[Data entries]
= = = = = = =
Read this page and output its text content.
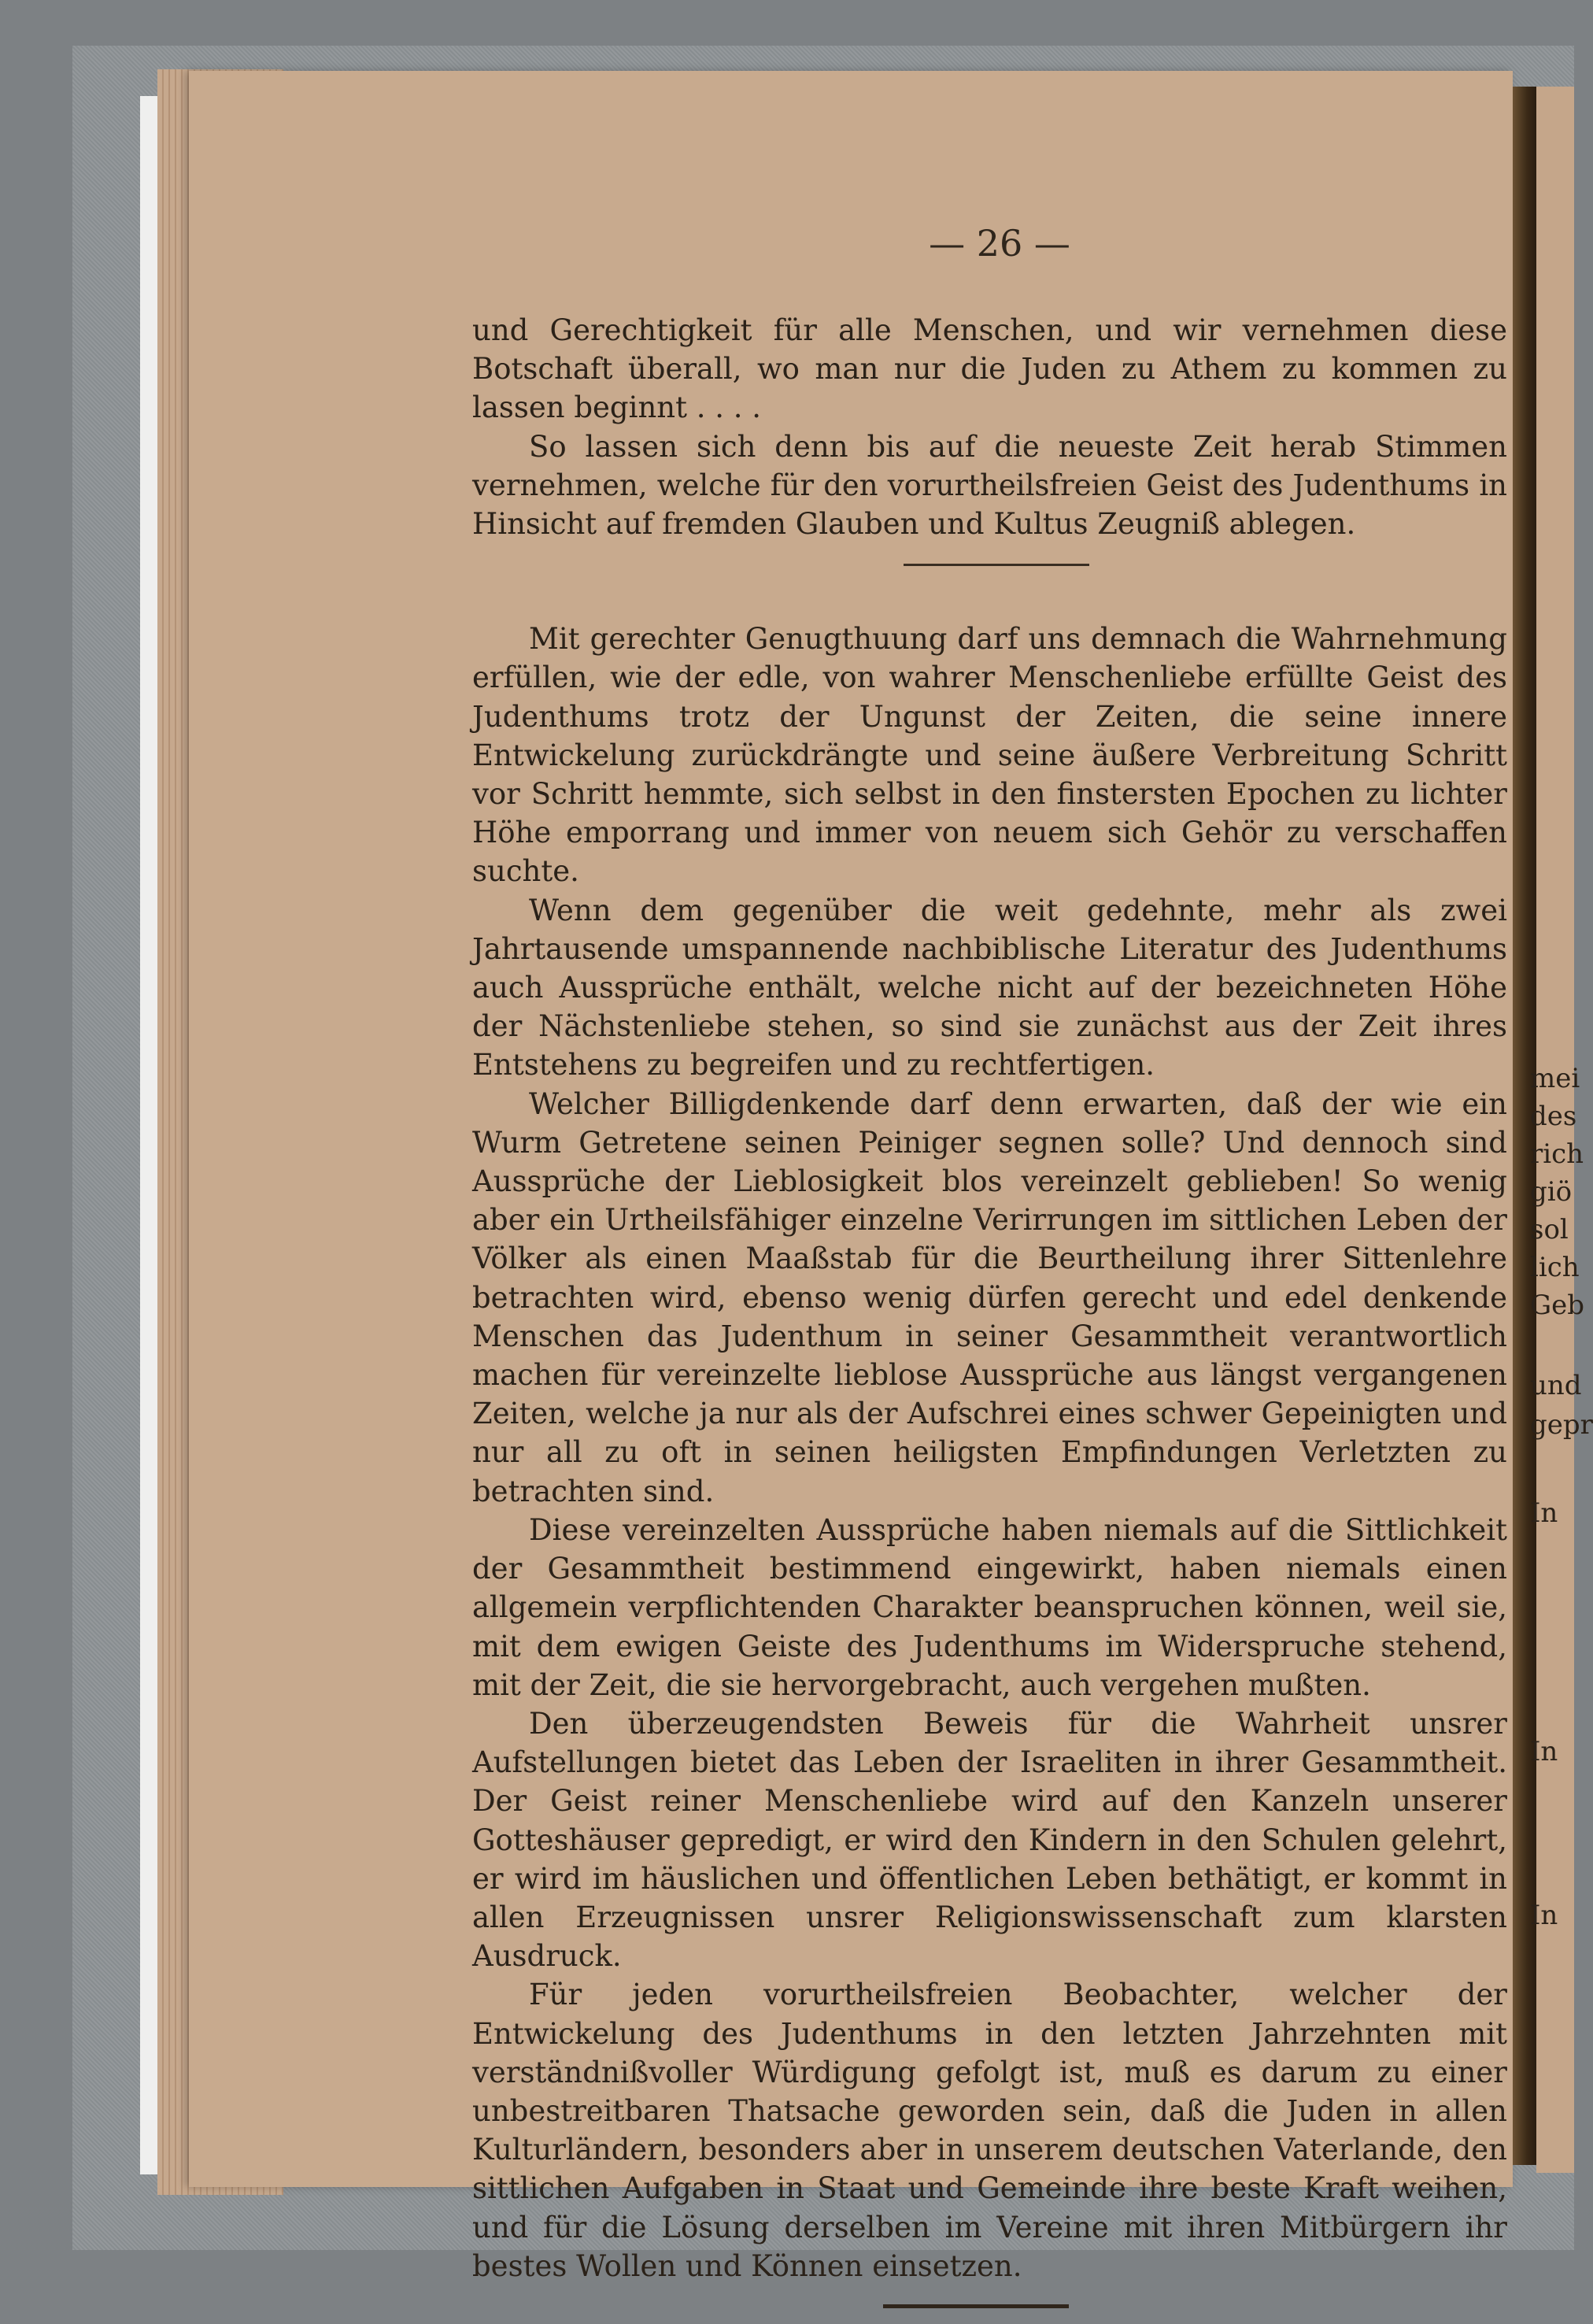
— 26 —

und Gerechtigkeit für alle Menschen, und wir vernehmen diese Botschaft überall, wo man nur die Juden zu Athem zu kommen zu lassen beginnt . . . .

So lassen sich denn bis auf die neueste Zeit herab Stimmen vernehmen, welche für den vorurtheilsfreien Geist des Judenthums in Hinsicht auf fremden Glauben und Kultus Zeugniß ablegen.

Mit gerechter Genugthuung darf uns demnach die Wahrnehmung erfüllen, wie der edle, von wahrer Menschenliebe erfüllte Geist des Judenthums trotz der Ungunst der Zeiten, die seine innere Entwickelung zurückdrängte und seine äußere Verbreitung Schritt vor Schritt hemmte, sich selbst in den finstersten Epochen zu lichter Höhe emporrang und immer von neuem sich Gehör zu verschaffen suchte.

Wenn dem gegenüber die weit gedehnte, mehr als zwei Jahrtausende umspannende nachbiblische Literatur des Judenthums auch Aussprüche enthält, welche nicht auf der bezeichneten Höhe der Nächstenliebe stehen, so sind sie zunächst aus der Zeit ihres Entstehens zu begreifen und zu rechtfertigen.

Welcher Billigdenkende darf denn erwarten, daß der wie ein Wurm Getretene seinen Peiniger segnen solle? Und dennoch sind Aussprüche der Lieblosigkeit blos vereinzelt geblieben! So wenig aber ein Urtheilsfähiger einzelne Verirrungen im sittlichen Leben der Völker als einen Maaßstab für die Beurtheilung ihrer Sittenlehre betrachten wird, ebenso wenig dürfen gerecht und edel denkende Menschen das Judenthum in seiner Gesammtheit verantwortlich machen für vereinzelte lieblose Aussprüche aus längst vergangenen Zeiten, welche ja nur als der Aufschrei eines schwer Gepeinigten und nur all zu oft in seinen heiligsten Empfindungen Verletzten zu betrachten sind.

Diese vereinzelten Aussprüche haben niemals auf die Sittlichkeit der Gesammtheit bestimmend eingewirkt, haben niemals einen allgemein verpflichtenden Charakter beanspruchen können, weil sie, mit dem ewigen Geiste des Judenthums im Widerspruche stehend, mit der Zeit, die sie hervorgebracht, auch vergehen mußten.

Den überzeugendsten Beweis für die Wahrheit unsrer Aufstellungen bietet das Leben der Israeliten in ihrer Gesammtheit. Der Geist reiner Menschenliebe wird auf den Kanzeln unserer Gotteshäuser gepredigt, er wird den Kindern in den Schulen gelehrt, er wird im häuslichen und öffentlichen Leben bethätigt, er kommt in allen Erzeugnissen unsrer Religionswissenschaft zum klarsten Ausdruck.

Für jeden vorurtheilsfreien Beobachter, welcher der Entwickelung des Judenthums in den letzten Jahrzehnten mit verständnißvoller Würdigung gefolgt ist, muß es darum zu einer unbestreitbaren Thatsache geworden sein, daß die Juden in allen Kulturländern, besonders aber in unserem deutschen Vaterlande, den sittlichen Aufgaben in Staat und Gemeinde ihre beste Kraft weihen, und für die Lösung derselben im Vereine mit ihren Mitbürgern ihr bestes Wollen und Können einsetzen.

mei
des
rich
giö
sol
lich
Geb
und
gepr
In
In
In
= = = = = = =
▸ **Written request**
Without including any pictures, please restate all the records exactly.

▸ **Solved exercise**
Read this page and output its text content.
— 26 —

und Gerechtigkeit für alle Menschen, und wir vernehmen diese Botschaft überall, wo man nur die Juden zu Athem zu kommen zu lassen beginnt . . . .

So lassen sich denn bis auf die neueste Zeit herab Stimmen vernehmen, welche für den vorurtheilsfreien Geist des Judenthums in Hinsicht auf fremden Glauben und Kultus Zeugniß ablegen.

Mit gerechter Genugthuung darf uns demnach die Wahrnehmung erfüllen, wie der edle, von wahrer Menschenliebe erfüllte Geist des Judenthums trotz der Ungunst der Zeiten, die seine innere Entwickelung zurückdrängte und seine äußere Verbreitung Schritt vor Schritt hemmte, sich selbst in den finstersten Epochen zu lichter Höhe emporrang und immer von neuem sich Gehör zu verschaffen suchte.

Wenn dem gegenüber die weit gedehnte, mehr als zwei Jahrtausende umspannende nachbiblische Literatur des Judenthums auch Aussprüche enthält, welche nicht auf der bezeichneten Höhe der Nächstenliebe stehen, so sind sie zunächst aus der Zeit ihres Entstehens zu begreifen und zu rechtfertigen.

Welcher Billigdenkende darf denn erwarten, daß der wie ein Wurm Getretene seinen Peiniger segnen solle? Und dennoch sind Aussprüche der Lieblosigkeit blos vereinzelt geblieben! So wenig aber ein Urtheilsfähiger einzelne Verirrungen im sittlichen Leben der Völker als einen Maaßstab für die Beurtheilung ihrer Sittenlehre betrachten wird, ebenso wenig dürfen gerecht und edel denkende Menschen das Judenthum in seiner Gesammtheit verantwortlich machen für vereinzelte lieblose Aussprüche aus längst vergangenen Zeiten, welche ja nur als der Aufschrei eines schwer Gepeinigten und nur all zu oft in seinen heiligsten Empfindungen Verletzten zu betrachten sind.

Diese vereinzelten Aussprüche haben niemals auf die Sittlichkeit der Gesammtheit bestimmend eingewirkt, haben niemals einen allgemein verpflichtenden Charakter beanspruchen können, weil sie, mit dem ewigen Geiste des Judenthums im Widerspruche stehend, mit der Zeit, die sie hervorgebracht, auch vergehen mußten.

Den überzeugendsten Beweis für die Wahrheit unsrer Aufstellungen bietet das Leben der Israeliten in ihrer Gesammtheit. Der Geist reiner Menschenliebe wird auf den Kanzeln unserer Gotteshäuser gepredigt, er wird den Kindern in den Schulen gelehrt, er wird im häuslichen und öffentlichen Leben bethätigt, er kommt in allen Erzeugnissen unsrer Religionswissenschaft zum klarsten Ausdruck.

Für jeden vorurtheilsfreien Beobachter, welcher der Entwickelung des Judenthums in den letzten Jahrzehnten mit verständnißvoller Würdigung gefolgt ist, muß es darum zu einer unbestreitbaren Thatsache geworden sein, daß die Juden in allen Kulturländern, besonders aber in unserem deutschen Vaterlande, den sittlichen Aufgaben in Staat und Gemeinde ihre beste Kraft weihen, und für die Lösung derselben im Vereine mit ihren Mitbürgern ihr bestes Wollen und Können einsetzen.

mei
des
rich
giö
sol
lich
Geb
und
gepr
In
In
In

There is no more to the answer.